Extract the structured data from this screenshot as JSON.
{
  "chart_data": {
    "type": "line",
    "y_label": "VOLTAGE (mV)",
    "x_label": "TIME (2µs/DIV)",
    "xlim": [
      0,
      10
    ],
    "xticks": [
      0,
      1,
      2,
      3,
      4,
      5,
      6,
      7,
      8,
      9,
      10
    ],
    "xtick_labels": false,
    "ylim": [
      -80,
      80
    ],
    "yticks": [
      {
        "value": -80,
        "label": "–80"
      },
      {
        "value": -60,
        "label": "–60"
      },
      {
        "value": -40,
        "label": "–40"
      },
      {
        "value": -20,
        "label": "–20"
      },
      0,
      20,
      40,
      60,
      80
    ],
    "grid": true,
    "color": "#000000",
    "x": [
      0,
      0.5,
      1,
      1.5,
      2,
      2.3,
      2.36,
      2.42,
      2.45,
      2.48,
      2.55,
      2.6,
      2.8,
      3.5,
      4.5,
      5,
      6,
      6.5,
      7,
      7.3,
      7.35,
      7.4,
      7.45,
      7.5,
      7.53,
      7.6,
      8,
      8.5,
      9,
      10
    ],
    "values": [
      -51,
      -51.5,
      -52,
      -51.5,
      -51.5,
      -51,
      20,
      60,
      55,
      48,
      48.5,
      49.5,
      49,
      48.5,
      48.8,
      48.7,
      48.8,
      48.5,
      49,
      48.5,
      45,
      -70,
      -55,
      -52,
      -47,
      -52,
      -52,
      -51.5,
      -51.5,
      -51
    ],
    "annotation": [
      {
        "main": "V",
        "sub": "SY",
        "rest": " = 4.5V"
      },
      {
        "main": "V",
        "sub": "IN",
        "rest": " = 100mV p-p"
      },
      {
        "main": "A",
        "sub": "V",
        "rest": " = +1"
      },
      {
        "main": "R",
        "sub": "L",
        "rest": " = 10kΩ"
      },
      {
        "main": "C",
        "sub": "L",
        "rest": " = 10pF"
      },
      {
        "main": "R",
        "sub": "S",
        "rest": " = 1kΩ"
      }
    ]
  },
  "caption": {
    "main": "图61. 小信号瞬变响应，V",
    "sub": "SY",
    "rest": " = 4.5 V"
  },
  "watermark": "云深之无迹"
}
====
Extract the complete listing above, reproducing each line exactly.

* RESULT OF THE EXERCISE
Extract the structured data from this screenshot as JSON.
{
  "chart_data": {
    "type": "line",
    "y_label": "VOLTAGE (mV)",
    "x_label": "TIME (2µs/DIV)",
    "xlim": [
      0,
      10
    ],
    "xticks": [
      0,
      1,
      2,
      3,
      4,
      5,
      6,
      7,
      8,
      9,
      10
    ],
    "xtick_labels": false,
    "ylim": [
      -80,
      80
    ],
    "yticks": [
      {
        "value": -80,
        "label": "–80"
      },
      {
        "value": -60,
        "label": "–60"
      },
      {
        "value": -40,
        "label": "–40"
      },
      {
        "value": -20,
        "label": "–20"
      },
      0,
      20,
      40,
      60,
      80
    ],
    "grid": true,
    "color": "#000000",
    "x": [
      0,
      0.5,
      1,
      1.5,
      2,
      2.3,
      2.36,
      2.42,
      2.45,
      2.48,
      2.55,
      2.6,
      2.8,
      3.5,
      4.5,
      5,
      6,
      6.5,
      7,
      7.3,
      7.35,
      7.4,
      7.45,
      7.5,
      7.53,
      7.6,
      8,
      8.5,
      9,
      10
    ],
    "values": [
      -51,
      -51.5,
      -52,
      -51.5,
      -51.5,
      -51,
      20,
      60,
      55,
      48,
      48.5,
      49.5,
      49,
      48.5,
      48.8,
      48.7,
      48.8,
      48.5,
      49,
      48.5,
      45,
      -70,
      -55,
      -52,
      -47,
      -52,
      -52,
      -51.5,
      -51.5,
      -51
    ],
    "annotation": [
      {
        "main": "V",
        "sub": "SY",
        "rest": " = 4.5V"
      },
      {
        "main": "V",
        "sub": "IN",
        "rest": " = 100mV p-p"
      },
      {
        "main": "A",
        "sub": "V",
        "rest": " = +1"
      },
      {
        "main": "R",
        "sub": "L",
        "rest": " = 10kΩ"
      },
      {
        "main": "C",
        "sub": "L",
        "rest": " = 10pF"
      },
      {
        "main": "R",
        "sub": "S",
        "rest": " = 1kΩ"
      }
    ]
  },
  "caption": {
    "main": "图61. 小信号瞬变响应，V",
    "sub": "SY",
    "rest": " = 4.5 V"
  },
  "watermark": "云深之无迹"
}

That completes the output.